What you should do: Your reply should be a single number: how many lines contain the string "different".
begin Extracted material
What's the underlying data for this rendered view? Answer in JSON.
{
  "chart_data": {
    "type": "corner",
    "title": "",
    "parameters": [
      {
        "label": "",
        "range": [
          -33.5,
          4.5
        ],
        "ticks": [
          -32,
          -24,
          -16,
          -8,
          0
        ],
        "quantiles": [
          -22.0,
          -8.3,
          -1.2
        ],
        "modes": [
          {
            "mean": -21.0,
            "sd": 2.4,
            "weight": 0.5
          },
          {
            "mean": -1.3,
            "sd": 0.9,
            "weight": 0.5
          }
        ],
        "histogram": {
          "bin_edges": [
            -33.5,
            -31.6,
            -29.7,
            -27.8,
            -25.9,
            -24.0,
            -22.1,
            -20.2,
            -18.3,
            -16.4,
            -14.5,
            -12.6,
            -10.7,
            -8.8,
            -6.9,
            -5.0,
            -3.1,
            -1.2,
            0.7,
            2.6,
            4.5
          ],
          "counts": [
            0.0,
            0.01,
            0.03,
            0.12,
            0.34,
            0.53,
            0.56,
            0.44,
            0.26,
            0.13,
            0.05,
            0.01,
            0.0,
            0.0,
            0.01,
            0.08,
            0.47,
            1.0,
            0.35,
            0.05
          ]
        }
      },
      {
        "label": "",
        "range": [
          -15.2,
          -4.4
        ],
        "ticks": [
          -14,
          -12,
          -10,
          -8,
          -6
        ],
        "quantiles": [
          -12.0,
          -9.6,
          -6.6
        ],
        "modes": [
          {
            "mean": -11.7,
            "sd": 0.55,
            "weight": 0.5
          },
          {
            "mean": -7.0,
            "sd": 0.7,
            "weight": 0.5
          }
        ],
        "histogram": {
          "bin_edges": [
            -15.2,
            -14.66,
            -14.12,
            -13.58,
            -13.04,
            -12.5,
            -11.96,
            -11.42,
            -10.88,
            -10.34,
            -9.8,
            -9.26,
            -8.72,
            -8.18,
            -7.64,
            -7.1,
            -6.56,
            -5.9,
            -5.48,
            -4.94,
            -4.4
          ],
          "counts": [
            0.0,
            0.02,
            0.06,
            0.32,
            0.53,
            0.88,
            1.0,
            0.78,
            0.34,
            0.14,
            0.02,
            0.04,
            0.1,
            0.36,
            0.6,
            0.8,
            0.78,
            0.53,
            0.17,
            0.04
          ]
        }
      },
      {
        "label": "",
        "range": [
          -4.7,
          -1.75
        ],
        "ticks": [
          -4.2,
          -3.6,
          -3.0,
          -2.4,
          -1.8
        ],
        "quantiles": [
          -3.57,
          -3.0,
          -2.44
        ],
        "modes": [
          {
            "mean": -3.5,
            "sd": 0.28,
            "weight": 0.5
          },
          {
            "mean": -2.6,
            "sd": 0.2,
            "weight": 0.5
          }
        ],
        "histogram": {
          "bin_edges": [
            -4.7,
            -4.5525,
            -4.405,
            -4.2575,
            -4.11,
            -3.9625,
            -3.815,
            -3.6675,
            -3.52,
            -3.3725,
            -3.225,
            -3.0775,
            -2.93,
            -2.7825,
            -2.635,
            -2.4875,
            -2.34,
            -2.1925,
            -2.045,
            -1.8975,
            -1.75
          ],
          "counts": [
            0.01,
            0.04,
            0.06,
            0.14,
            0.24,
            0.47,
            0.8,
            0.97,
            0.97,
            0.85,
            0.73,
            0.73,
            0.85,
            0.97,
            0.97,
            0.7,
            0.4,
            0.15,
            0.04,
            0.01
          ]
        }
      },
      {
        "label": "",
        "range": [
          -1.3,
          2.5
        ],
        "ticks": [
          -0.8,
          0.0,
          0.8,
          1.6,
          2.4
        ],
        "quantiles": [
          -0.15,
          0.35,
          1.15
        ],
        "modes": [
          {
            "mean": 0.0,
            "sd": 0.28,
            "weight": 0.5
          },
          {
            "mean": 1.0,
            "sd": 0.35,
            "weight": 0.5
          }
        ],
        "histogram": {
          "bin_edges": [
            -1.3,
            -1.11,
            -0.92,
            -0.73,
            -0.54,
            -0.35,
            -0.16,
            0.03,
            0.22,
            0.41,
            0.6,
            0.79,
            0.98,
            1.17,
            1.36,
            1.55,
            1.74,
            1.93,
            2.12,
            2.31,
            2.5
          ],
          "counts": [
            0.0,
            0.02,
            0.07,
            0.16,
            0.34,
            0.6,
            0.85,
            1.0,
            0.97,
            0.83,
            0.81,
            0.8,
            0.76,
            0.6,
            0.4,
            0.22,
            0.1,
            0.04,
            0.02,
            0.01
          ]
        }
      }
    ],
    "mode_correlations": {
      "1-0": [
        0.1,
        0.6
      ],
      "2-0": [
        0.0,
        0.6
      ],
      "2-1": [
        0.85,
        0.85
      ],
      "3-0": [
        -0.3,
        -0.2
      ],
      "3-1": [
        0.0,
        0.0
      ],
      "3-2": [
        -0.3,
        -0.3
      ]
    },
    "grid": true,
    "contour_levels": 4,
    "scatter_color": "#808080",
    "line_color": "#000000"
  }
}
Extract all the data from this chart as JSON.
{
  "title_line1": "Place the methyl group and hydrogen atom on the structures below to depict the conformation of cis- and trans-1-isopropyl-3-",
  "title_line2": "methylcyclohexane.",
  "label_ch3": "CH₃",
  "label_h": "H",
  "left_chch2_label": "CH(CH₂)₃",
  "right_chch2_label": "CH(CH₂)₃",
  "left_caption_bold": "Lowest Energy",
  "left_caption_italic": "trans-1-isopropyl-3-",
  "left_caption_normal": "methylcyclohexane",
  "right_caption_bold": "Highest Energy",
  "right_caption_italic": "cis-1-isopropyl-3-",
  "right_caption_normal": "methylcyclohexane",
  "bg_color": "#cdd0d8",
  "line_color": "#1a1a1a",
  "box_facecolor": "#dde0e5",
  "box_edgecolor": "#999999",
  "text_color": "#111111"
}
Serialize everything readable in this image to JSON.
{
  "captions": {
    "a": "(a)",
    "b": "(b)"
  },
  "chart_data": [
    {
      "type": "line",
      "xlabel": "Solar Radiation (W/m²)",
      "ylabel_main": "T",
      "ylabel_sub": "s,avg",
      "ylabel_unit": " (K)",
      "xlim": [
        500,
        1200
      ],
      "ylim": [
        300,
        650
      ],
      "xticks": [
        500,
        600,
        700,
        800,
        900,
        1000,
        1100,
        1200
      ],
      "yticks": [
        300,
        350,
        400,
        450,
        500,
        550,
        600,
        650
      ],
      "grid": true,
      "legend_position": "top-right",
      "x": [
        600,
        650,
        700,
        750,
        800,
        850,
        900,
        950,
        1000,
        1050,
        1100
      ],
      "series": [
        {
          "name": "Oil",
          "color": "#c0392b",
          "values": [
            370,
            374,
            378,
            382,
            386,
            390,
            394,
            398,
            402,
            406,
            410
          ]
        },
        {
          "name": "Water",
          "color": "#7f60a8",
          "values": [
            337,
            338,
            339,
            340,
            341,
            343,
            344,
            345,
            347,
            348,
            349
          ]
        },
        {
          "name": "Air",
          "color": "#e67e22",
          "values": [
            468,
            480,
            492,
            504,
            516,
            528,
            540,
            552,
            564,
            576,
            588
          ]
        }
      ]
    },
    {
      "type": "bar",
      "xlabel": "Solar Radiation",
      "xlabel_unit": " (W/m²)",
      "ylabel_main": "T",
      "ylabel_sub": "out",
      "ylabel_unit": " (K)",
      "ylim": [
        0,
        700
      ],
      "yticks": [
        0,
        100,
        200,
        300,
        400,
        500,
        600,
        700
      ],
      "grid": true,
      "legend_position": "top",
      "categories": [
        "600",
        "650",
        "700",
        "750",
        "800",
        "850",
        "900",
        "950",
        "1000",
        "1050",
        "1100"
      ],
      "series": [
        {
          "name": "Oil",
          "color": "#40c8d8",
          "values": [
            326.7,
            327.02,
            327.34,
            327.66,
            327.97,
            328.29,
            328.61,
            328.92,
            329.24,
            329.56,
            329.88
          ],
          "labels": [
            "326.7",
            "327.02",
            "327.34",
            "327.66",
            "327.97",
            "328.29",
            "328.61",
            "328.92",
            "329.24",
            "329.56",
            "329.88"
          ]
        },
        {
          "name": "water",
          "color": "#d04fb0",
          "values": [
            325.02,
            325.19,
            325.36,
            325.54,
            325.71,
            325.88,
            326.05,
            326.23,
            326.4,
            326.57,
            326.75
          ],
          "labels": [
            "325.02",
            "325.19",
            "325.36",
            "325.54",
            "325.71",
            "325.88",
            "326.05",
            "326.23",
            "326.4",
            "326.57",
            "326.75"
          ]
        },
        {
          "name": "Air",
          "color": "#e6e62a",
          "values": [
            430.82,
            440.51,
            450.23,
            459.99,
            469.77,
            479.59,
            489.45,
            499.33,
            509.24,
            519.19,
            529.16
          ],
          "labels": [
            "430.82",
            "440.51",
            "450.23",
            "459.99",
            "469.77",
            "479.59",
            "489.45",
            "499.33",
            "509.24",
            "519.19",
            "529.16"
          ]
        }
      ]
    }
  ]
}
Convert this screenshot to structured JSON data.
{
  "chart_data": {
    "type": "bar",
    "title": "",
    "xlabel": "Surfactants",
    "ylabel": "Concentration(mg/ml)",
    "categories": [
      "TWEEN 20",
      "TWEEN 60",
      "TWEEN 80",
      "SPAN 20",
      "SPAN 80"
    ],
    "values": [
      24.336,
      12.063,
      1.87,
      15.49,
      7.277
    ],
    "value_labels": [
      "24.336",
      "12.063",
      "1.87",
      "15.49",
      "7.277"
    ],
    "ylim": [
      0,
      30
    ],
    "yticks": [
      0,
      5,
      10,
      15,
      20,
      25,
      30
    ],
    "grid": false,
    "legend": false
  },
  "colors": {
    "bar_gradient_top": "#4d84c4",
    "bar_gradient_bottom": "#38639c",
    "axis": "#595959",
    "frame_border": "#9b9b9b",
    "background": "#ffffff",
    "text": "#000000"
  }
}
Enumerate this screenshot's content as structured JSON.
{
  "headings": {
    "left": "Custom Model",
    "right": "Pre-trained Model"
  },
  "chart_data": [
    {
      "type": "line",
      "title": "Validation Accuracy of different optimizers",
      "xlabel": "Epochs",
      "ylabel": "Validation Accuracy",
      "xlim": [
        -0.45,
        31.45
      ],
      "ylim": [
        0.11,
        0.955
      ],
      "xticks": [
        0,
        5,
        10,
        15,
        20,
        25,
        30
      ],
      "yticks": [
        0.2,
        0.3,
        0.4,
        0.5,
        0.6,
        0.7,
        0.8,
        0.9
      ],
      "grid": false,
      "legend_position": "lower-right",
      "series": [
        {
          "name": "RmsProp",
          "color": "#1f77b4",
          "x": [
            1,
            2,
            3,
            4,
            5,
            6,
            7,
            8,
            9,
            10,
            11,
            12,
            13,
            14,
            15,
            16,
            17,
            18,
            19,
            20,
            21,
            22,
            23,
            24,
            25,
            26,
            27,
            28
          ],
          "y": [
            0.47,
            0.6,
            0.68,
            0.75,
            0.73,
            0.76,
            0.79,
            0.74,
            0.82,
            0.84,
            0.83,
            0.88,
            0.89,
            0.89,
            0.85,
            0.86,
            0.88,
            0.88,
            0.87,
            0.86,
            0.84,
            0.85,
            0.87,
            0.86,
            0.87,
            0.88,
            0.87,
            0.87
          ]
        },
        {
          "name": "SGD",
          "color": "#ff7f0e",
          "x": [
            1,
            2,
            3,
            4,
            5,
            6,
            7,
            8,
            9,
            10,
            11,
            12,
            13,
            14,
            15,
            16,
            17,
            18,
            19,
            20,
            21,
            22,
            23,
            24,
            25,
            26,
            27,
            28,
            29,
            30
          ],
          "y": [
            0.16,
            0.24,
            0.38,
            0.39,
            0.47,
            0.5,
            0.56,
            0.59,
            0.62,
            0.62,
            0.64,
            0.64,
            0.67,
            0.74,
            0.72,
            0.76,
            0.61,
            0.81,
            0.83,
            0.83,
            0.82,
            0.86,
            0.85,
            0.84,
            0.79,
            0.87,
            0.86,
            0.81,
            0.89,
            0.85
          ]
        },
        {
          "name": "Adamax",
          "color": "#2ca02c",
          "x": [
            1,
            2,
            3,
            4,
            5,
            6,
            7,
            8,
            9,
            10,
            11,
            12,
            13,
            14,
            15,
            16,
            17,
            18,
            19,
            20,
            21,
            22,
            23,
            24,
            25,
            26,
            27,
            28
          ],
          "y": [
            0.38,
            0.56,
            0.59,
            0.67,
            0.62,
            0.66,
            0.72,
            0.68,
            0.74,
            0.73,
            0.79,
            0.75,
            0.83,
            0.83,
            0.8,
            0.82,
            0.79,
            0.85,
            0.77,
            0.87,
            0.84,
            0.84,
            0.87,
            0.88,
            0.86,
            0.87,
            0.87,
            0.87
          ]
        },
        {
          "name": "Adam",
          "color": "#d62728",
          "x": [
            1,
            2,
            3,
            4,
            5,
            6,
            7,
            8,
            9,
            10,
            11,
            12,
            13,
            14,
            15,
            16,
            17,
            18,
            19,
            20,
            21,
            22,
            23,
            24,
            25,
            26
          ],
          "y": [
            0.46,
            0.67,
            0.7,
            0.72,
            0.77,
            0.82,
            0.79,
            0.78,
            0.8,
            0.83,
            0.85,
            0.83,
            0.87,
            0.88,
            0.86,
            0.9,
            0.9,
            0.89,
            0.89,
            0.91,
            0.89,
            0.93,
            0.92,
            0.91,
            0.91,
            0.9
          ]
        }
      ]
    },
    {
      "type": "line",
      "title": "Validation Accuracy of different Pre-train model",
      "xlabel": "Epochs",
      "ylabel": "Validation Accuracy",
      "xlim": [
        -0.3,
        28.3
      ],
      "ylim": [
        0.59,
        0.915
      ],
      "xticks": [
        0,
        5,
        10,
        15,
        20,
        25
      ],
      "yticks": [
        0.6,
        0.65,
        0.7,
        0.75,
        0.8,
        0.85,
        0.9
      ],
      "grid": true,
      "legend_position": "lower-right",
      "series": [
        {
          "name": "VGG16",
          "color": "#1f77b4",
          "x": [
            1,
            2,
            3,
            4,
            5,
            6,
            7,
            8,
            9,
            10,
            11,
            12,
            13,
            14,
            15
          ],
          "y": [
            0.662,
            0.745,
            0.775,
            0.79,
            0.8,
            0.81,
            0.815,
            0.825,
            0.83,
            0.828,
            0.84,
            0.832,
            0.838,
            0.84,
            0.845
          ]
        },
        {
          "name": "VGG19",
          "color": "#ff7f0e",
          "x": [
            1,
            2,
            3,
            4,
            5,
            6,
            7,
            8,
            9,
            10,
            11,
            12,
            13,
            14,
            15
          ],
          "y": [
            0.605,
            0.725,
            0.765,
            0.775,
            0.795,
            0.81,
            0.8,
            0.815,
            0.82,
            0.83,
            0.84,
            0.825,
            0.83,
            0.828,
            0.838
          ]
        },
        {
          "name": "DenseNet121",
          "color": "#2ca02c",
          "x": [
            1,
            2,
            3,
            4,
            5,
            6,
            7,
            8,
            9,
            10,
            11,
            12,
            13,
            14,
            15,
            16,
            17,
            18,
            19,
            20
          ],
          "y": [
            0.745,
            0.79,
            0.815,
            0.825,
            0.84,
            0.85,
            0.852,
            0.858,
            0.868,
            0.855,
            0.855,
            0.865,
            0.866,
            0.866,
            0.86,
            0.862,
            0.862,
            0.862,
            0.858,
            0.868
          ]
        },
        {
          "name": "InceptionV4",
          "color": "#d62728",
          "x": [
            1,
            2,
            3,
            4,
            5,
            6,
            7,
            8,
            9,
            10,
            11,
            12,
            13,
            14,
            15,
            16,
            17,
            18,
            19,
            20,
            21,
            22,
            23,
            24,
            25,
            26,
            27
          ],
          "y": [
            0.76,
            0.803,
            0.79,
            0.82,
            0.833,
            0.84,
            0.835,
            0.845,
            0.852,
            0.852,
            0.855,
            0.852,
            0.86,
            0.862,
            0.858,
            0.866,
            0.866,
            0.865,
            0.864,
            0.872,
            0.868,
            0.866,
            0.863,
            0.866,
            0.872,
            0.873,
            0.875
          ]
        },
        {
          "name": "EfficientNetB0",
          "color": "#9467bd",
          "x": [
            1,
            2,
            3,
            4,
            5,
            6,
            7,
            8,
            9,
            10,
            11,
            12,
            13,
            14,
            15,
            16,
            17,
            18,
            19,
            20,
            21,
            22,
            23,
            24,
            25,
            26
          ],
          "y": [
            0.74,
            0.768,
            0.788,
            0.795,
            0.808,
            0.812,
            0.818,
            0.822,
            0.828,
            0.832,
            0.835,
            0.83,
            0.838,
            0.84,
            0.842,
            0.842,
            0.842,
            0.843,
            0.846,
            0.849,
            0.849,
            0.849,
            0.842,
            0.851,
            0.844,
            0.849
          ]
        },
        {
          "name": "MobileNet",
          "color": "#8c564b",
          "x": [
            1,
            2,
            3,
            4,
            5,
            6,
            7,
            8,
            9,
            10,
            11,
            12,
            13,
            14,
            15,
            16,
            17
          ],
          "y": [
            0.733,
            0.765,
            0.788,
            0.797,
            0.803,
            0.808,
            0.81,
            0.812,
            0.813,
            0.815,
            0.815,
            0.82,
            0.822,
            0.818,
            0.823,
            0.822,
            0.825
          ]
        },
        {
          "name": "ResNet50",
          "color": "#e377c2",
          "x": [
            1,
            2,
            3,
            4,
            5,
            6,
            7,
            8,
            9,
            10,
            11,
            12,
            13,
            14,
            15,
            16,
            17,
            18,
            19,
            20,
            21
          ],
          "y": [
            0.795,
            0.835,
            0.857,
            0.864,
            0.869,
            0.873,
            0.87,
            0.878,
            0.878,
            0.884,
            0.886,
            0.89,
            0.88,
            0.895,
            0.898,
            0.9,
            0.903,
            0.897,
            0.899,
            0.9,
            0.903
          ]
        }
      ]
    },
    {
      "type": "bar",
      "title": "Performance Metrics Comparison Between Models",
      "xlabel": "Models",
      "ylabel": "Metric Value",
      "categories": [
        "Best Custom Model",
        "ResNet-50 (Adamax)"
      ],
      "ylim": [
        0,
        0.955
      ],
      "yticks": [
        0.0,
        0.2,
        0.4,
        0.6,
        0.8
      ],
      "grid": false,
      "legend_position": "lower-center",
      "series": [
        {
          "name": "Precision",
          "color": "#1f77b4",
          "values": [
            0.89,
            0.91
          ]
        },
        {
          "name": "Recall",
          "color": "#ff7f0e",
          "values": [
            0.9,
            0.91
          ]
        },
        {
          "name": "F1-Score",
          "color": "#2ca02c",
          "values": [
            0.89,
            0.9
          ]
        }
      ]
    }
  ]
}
end Extracted material
Response to this exercise: 2